- _Exercise aim_
Sort through the data and copy the lines holding the word "Service".

Records from a collection

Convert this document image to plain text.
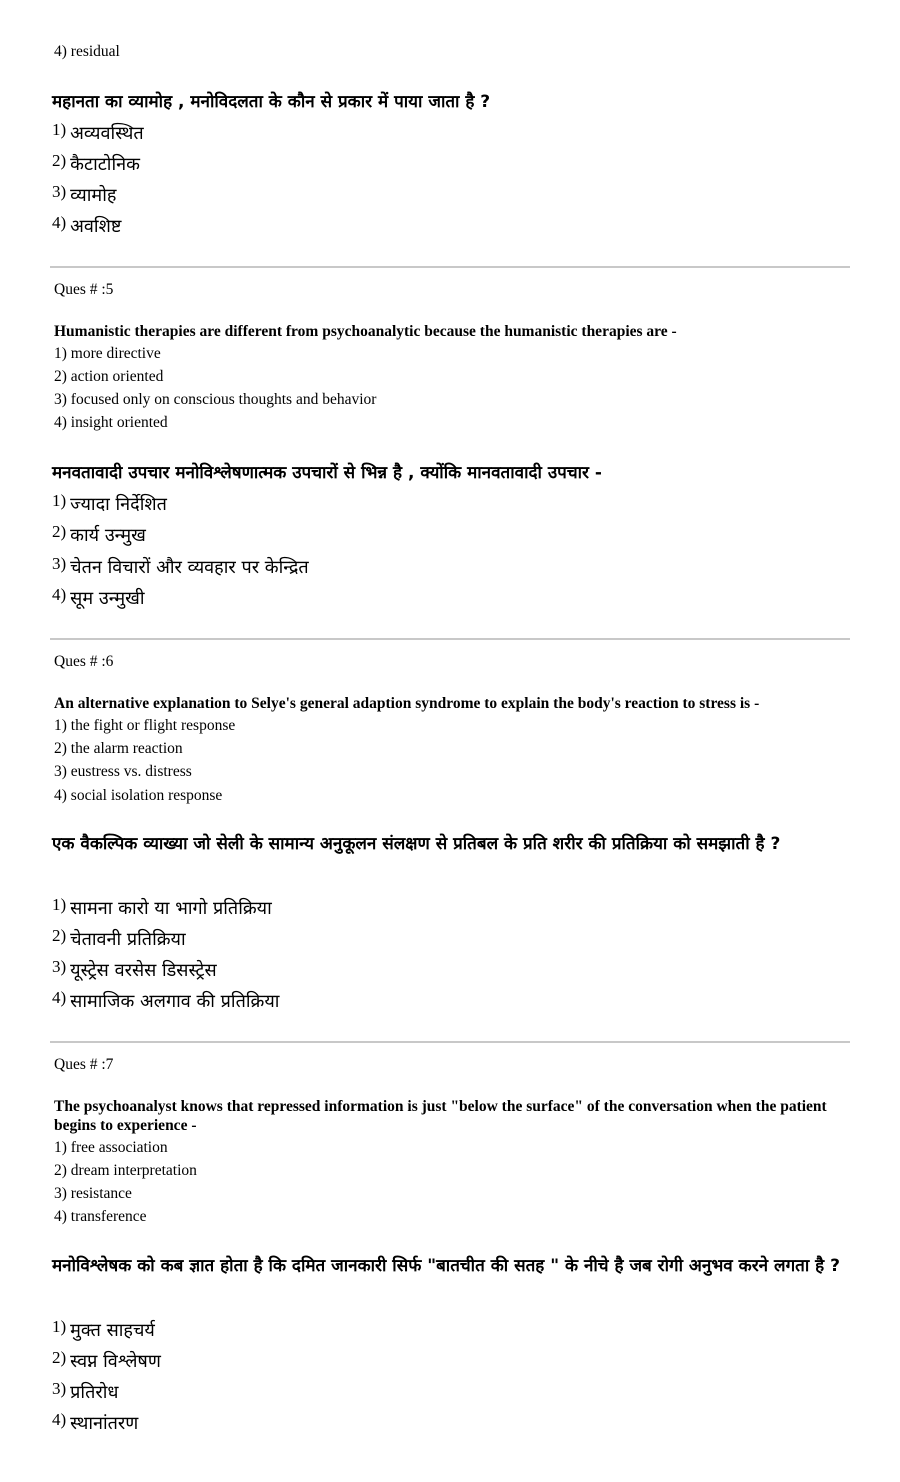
4) residual
महानता का व्यामोह , मनोविदलता के कौन से प्रकार में पाया जाता है ?
1) अव्यवस्थित
2) कैटाटोनिक
3) व्यामोह
4) अवशिष्ट
Ques # :5
Humanistic therapies are different from psychoanalytic because the humanistic therapies are -
1) more directive
2) action oriented
3) focused only on conscious thoughts and behavior
4) insight oriented
मनवतावादी उपचार मनोविश्लेषणात्मक उपचारों से भिन्न है , क्योंकि मानवतावादी उपचार -
1) ज्यादा निर्देशित
2) कार्य उन्मुख
3) चेतन विचारों और व्यवहार पर केन्द्रित
4) सूम उन्मुखी
Ques # :6
An alternative explanation to Selye's general adaption syndrome to explain the body's reaction to stress is -
1) the fight or flight response
2) the alarm reaction
3) eustress vs. distress
4) social isolation response
एक वैकल्पिक व्याख्या जो सेली के सामान्य अनुकूलन संलक्षण से प्रतिबल के प्रति शरीर की प्रतिक्रिया को समझाती है ?
1) सामना कारो या भागो प्रतिक्रिया
2) चेतावनी प्रतिक्रिया
3) यूस्ट्रेस वरसेस डिसस्ट्रेस
4) सामाजिक अलगाव की प्रतिक्रिया
Ques # :7
The psychoanalyst knows that repressed information is just "below the surface" of the conversation when the patient begins to experience -
1) free association
2) dream interpretation
3) resistance
4) transference
मनोविश्लेषक को कब ज्ञात होता है कि दमित जानकारी सिर्फ "बातचीत की सतह " के नीचे है जब रोगी अनुभव करने लगता है ?
1) मुक्त साहचर्य
2) स्वप्न विश्लेषण
3) प्रतिरोध
4) स्थानांतरण
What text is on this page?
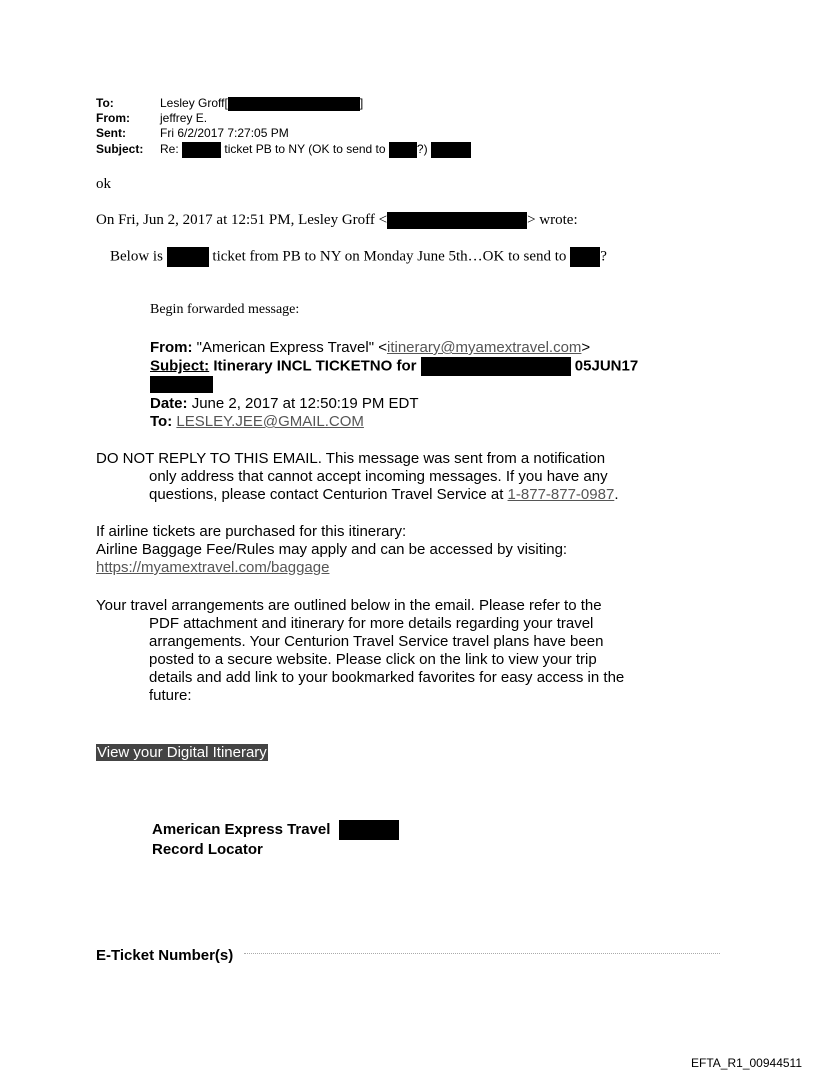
To:	Lesley Groff[	]
From:	jeffrey E.
Sent:	Fri 6/2/2017 7:27:05 PM
Subject: Re:	ticket PB to NY (OK to send to	?)
ok
On Fri, Jun 2, 2017 at 12:51 PM, Lesley Groff <	> wrote:
Below is	ticket from PB to NY on Monday June 5th…OK to send to ?
Begin forwarded message:
From: "American Express Travel" <itinerary@myamextravel.com>
Subject: Itinerary INCL TICKETNO for	05JUN17
Date: June 2, 2017 at 12:50:19 PM EDT
To: LESLEY.JEE@GMAIL.COM
DO NOT REPLY TO THIS EMAIL. This message was sent from a notification
only address that cannot accept incoming messages. If you have any
questions, please contact Centurion Travel Service at 1-877-877-0987.
If airline tickets are purchased for this itinerary:
Airline Baggage Fee/Rules may apply and can be accessed by visiting:
https://myamextravel.com/baggage
Your travel arrangements are outlined below in the email. Please refer to the
PDF attachment and itinerary for more details regarding your travel
arrangements. Your Centurion Travel Service travel plans have been
posted to a secure website. Please click on the link to view your trip
details and add link to your bookmarked favorites for easy access in the
future:
View your Digital Itinerary
American Express Travel
Record Locator
E-Ticket Number(s)
EFTA_R1_00944511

- _Correct output_
questions, please contact Centurion Travel Service at 1-877-877-0987.
arrangements. Your Centurion Travel Service travel plans have been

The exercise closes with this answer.